» **TASK REQUIREMENTS**: Reproduce the data below in full and exclude every picture.

» **EXCERPTED DATA**:
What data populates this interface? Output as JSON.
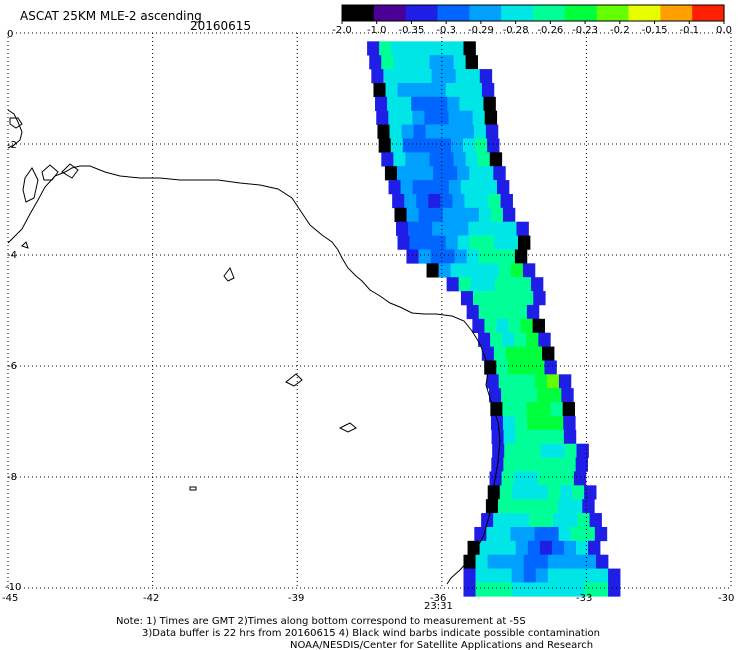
{
  "product_title": "ASCAT 25KM MLE-2 ascending",
  "date": "20160615",
  "colorbar": {
    "labels": [
      "-2.0",
      "-1.0",
      "-0.35",
      "-0.3",
      "-0.29",
      "-0.28",
      "-0.26",
      "-0.23",
      "-0.2",
      "-0.15",
      "-0.1",
      "0.0"
    ],
    "colors": [
      "#000000",
      "#4b0096",
      "#1e1ee6",
      "#0066ff",
      "#00a0ff",
      "#00e6e6",
      "#00ff96",
      "#00ff3c",
      "#64ff00",
      "#e6ff00",
      "#ffa000",
      "#ff2000"
    ]
  },
  "axes": {
    "lon_ticks": [
      "-45",
      "-42",
      "-39",
      "-36",
      "-33",
      "-30"
    ],
    "lat_ticks": [
      "0",
      "-2",
      "-4",
      "-6",
      "-8",
      "-10"
    ],
    "time_label": "23:31",
    "time_label_color": "#cc0000"
  },
  "notes": {
    "line1": "Note: 1) Times are GMT 2)Times along bottom correspond to measurement at -5S",
    "line2": "3)Data buffer is 22 hrs from 20160615 4) Black wind barbs indicate possible contamination",
    "line3": "NOAA/NESDIS/Center for Satellite Applications and Research"
  },
  "map_data": {
    "projection": "equirectangular",
    "lon_range": [
      -45,
      -30
    ],
    "lat_range": [
      -10,
      0
    ],
    "grid": "dotted at every labeled tick",
    "swath_edges": [
      {
        "lat": -0.15,
        "lon_min": -37.55,
        "lon_max": -35.35
      },
      {
        "lat": -1.0,
        "lon_min": -37.4,
        "lon_max": -35.1
      },
      {
        "lat": -2.0,
        "lon_min": -37.3,
        "lon_max": -34.85
      },
      {
        "lat": -3.0,
        "lon_min": -37.0,
        "lon_max": -34.6
      },
      {
        "lat": -3.8,
        "lon_min": -36.9,
        "lon_max": -34.3
      },
      {
        "lat": -4.55,
        "lon_min": -35.65,
        "lon_max": -34.1
      },
      {
        "lat": -5.5,
        "lon_min": -35.2,
        "lon_max": -33.8
      },
      {
        "lat": -6.5,
        "lon_min": -35.0,
        "lon_max": -33.4
      },
      {
        "lat": -7.5,
        "lon_min": -34.95,
        "lon_max": -33.15
      },
      {
        "lat": -8.5,
        "lon_min": -35.1,
        "lon_max": -32.9
      },
      {
        "lat": -9.3,
        "lon_min": -35.55,
        "lon_max": -32.7
      },
      {
        "lat": -9.95,
        "lon_min": -35.55,
        "lon_max": -32.4
      }
    ],
    "value_scale": "colorbar index 0-11",
    "features": [
      {
        "name": "Low MLE band",
        "lat_range": [
          -0.2,
          -4.6
        ],
        "lon_center": -36.3,
        "level": 3
      },
      {
        "name": "Low MLE patch",
        "lat_range": [
          -8.7,
          -9.8
        ],
        "lon_center": -34.1,
        "level": 3
      },
      {
        "name": "High MLE region",
        "lat_range": [
          -3.0,
          -7.5
        ],
        "lon_center": -33.9,
        "level": 7
      }
    ]
  }
}
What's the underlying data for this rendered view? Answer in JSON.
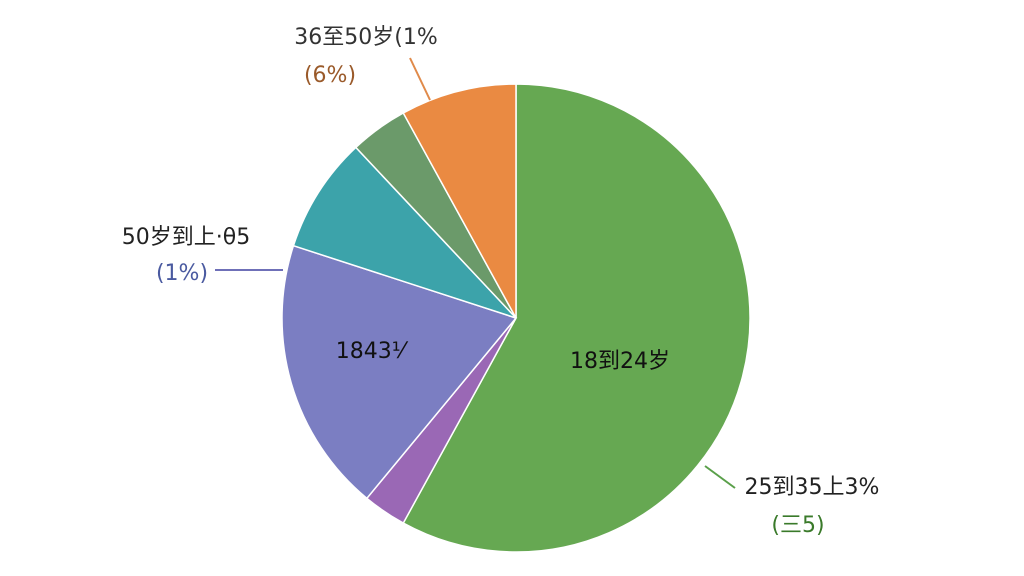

» **WRITTEN REPLY**:
What data populates this interface? Output as JSON.
{
  "product_title": "ASCAT 25KM MLE-2 ascending",
  "date": "20160615",
  "colorbar": {
    "labels": [
      "-2.0",
      "-1.0",
      "-0.35",
      "-0.3",
      "-0.29",
      "-0.28",
      "-0.26",
      "-0.23",
      "-0.2",
      "-0.15",
      "-0.1",
      "0.0"
    ],
    "colors": [
      "#000000",
      "#4b0096",
      "#1e1ee6",
      "#0066ff",
      "#00a0ff",
      "#00e6e6",
      "#00ff96",
      "#00ff3c",
      "#64ff00",
      "#e6ff00",
      "#ffa000",
      "#ff2000"
    ]
  },
  "axes": {
    "lon_ticks": [
      "-45",
      "-42",
      "-39",
      "-36",
      "-33",
      "-30"
    ],
    "lat_ticks": [
      "0",
      "-2",
      "-4",
      "-6",
      "-8",
      "-10"
    ],
    "time_label": "23:31",
    "time_label_color": "#cc0000"
  },
  "notes": {
    "line1": "Note: 1) Times are GMT 2)Times along bottom correspond to measurement at -5S",
    "line2": "3)Data buffer is 22 hrs from 20160615 4) Black wind barbs indicate possible contamination",
    "line3": "NOAA/NESDIS/Center for Satellite Applications and Research"
  },
  "map_data": {
    "projection": "equirectangular",
    "lon_range": [
      -45,
      -30
    ],
    "lat_range": [
      -10,
      0
    ],
    "grid": "dotted at every labeled tick",
    "swath_edges": [
      {
        "lat": -0.15,
        "lon_min": -37.55,
        "lon_max": -35.35
      },
      {
        "lat": -1.0,
        "lon_min": -37.4,
        "lon_max": -35.1
      },
      {
        "lat": -2.0,
        "lon_min": -37.3,
        "lon_max": -34.85
      },
      {
        "lat": -3.0,
        "lon_min": -37.0,
        "lon_max": -34.6
      },
      {
        "lat": -3.8,
        "lon_min": -36.9,
        "lon_max": -34.3
      },
      {
        "lat": -4.55,
        "lon_min": -35.65,
        "lon_max": -34.1
      },
      {
        "lat": -5.5,
        "lon_min": -35.2,
        "lon_max": -33.8
      },
      {
        "lat": -6.5,
        "lon_min": -35.0,
        "lon_max": -33.4
      },
      {
        "lat": -7.5,
        "lon_min": -34.95,
        "lon_max": -33.15
      },
      {
        "lat": -8.5,
        "lon_min": -35.1,
        "lon_max": -32.9
      },
      {
        "lat": -9.3,
        "lon_min": -35.55,
        "lon_max": -32.7
      },
      {
        "lat": -9.95,
        "lon_min": -35.55,
        "lon_max": -32.4
      }
    ],
    "value_scale": "colorbar index 0-11",
    "features": [
      {
        "name": "Low MLE band",
        "lat_range": [
          -0.2,
          -4.6
        ],
        "lon_center": -36.3,
        "level": 3
      },
      {
        "name": "Low MLE patch",
        "lat_range": [
          -8.7,
          -9.8
        ],
        "lon_center": -34.1,
        "level": 3
      },
      {
        "name": "High MLE region",
        "lat_range": [
          -3.0,
          -7.5
        ],
        "lon_center": -33.9,
        "level": 7
      }
    ]
  }
}
What's the underlying data for this rendered view? Answer in JSON.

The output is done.